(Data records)
● ● ● ● ● ● ●

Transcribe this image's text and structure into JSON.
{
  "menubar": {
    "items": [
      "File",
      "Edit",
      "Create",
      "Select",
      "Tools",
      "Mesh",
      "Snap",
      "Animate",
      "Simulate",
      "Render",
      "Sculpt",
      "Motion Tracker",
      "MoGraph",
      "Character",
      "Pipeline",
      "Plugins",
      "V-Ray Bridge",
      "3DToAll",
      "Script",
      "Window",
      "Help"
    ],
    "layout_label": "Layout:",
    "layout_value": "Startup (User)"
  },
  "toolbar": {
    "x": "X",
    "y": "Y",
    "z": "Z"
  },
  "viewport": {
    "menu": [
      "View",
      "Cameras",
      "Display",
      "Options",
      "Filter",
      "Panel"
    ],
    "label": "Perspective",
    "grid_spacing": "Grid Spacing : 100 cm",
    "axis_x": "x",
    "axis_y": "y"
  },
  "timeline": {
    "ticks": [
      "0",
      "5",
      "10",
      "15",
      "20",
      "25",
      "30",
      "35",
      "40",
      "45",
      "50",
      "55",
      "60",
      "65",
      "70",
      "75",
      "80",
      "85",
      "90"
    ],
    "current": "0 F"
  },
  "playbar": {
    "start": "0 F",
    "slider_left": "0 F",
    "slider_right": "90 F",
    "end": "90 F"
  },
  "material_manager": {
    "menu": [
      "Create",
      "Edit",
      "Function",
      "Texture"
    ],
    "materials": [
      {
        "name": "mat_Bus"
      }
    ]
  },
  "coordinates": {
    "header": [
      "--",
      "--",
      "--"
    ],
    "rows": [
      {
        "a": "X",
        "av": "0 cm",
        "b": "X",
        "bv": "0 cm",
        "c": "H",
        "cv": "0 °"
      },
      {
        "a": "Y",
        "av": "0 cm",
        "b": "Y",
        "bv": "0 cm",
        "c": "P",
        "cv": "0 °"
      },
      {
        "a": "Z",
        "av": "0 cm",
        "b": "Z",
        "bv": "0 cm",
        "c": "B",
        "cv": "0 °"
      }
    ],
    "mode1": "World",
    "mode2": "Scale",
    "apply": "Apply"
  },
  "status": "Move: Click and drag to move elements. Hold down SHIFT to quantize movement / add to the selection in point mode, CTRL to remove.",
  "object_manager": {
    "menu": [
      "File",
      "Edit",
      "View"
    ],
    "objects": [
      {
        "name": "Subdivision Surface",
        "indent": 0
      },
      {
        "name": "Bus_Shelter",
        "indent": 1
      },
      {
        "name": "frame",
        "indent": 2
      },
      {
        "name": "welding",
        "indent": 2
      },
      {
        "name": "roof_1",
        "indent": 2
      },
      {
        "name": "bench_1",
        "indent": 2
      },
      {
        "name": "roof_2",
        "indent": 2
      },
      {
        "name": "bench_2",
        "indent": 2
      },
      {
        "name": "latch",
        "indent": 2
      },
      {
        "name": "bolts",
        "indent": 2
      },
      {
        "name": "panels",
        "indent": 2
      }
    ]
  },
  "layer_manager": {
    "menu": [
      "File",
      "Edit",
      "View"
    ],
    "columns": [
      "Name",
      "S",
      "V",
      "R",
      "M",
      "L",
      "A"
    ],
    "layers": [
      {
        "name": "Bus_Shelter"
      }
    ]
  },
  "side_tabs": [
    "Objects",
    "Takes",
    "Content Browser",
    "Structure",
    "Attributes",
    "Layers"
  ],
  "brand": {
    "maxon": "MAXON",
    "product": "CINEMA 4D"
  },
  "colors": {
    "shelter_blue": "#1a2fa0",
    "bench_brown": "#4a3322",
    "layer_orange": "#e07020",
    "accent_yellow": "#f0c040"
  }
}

● ● ● ● ● ● ●

=== What you need to do ===
Using the data above, repeat every line exactly.

=== Task response ===
Transcribe this image's text and structure into JSON.
{
  "menubar": {
    "items": [
      "File",
      "Edit",
      "Create",
      "Select",
      "Tools",
      "Mesh",
      "Snap",
      "Animate",
      "Simulate",
      "Render",
      "Sculpt",
      "Motion Tracker",
      "MoGraph",
      "Character",
      "Pipeline",
      "Plugins",
      "V-Ray Bridge",
      "3DToAll",
      "Script",
      "Window",
      "Help"
    ],
    "layout_label": "Layout:",
    "layout_value": "Startup (User)"
  },
  "toolbar": {
    "x": "X",
    "y": "Y",
    "z": "Z"
  },
  "viewport": {
    "menu": [
      "View",
      "Cameras",
      "Display",
      "Options",
      "Filter",
      "Panel"
    ],
    "label": "Perspective",
    "grid_spacing": "Grid Spacing : 100 cm",
    "axis_x": "x",
    "axis_y": "y"
  },
  "timeline": {
    "ticks": [
      "0",
      "5",
      "10",
      "15",
      "20",
      "25",
      "30",
      "35",
      "40",
      "45",
      "50",
      "55",
      "60",
      "65",
      "70",
      "75",
      "80",
      "85",
      "90"
    ],
    "current": "0 F"
  },
  "playbar": {
    "start": "0 F",
    "slider_left": "0 F",
    "slider_right": "90 F",
    "end": "90 F"
  },
  "material_manager": {
    "menu": [
      "Create",
      "Edit",
      "Function",
      "Texture"
    ],
    "materials": [
      {
        "name": "mat_Bus"
      }
    ]
  },
  "coordinates": {
    "header": [
      "--",
      "--",
      "--"
    ],
    "rows": [
      {
        "a": "X",
        "av": "0 cm",
        "b": "X",
        "bv": "0 cm",
        "c": "H",
        "cv": "0 °"
      },
      {
        "a": "Y",
        "av": "0 cm",
        "b": "Y",
        "bv": "0 cm",
        "c": "P",
        "cv": "0 °"
      },
      {
        "a": "Z",
        "av": "0 cm",
        "b": "Z",
        "bv": "0 cm",
        "c": "B",
        "cv": "0 °"
      }
    ],
    "mode1": "World",
    "mode2": "Scale",
    "apply": "Apply"
  },
  "status": "Move: Click and drag to move elements. Hold down SHIFT to quantize movement / add to the selection in point mode, CTRL to remove.",
  "object_manager": {
    "menu": [
      "File",
      "Edit",
      "View"
    ],
    "objects": [
      {
        "name": "Subdivision Surface",
        "indent": 0
      },
      {
        "name": "Bus_Shelter",
        "indent": 1
      },
      {
        "name": "frame",
        "indent": 2
      },
      {
        "name": "welding",
        "indent": 2
      },
      {
        "name": "roof_1",
        "indent": 2
      },
      {
        "name": "bench_1",
        "indent": 2
      },
      {
        "name": "roof_2",
        "indent": 2
      },
      {
        "name": "bench_2",
        "indent": 2
      },
      {
        "name": "latch",
        "indent": 2
      },
      {
        "name": "bolts",
        "indent": 2
      },
      {
        "name": "panels",
        "indent": 2
      }
    ]
  },
  "layer_manager": {
    "menu": [
      "File",
      "Edit",
      "View"
    ],
    "columns": [
      "Name",
      "S",
      "V",
      "R",
      "M",
      "L",
      "A"
    ],
    "layers": [
      {
        "name": "Bus_Shelter"
      }
    ]
  },
  "side_tabs": [
    "Objects",
    "Takes",
    "Content Browser",
    "Structure",
    "Attributes",
    "Layers"
  ],
  "brand": {
    "maxon": "MAXON",
    "product": "CINEMA 4D"
  },
  "colors": {
    "shelter_blue": "#1a2fa0",
    "bench_brown": "#4a3322",
    "layer_orange": "#e07020",
    "accent_yellow": "#f0c040"
  }
}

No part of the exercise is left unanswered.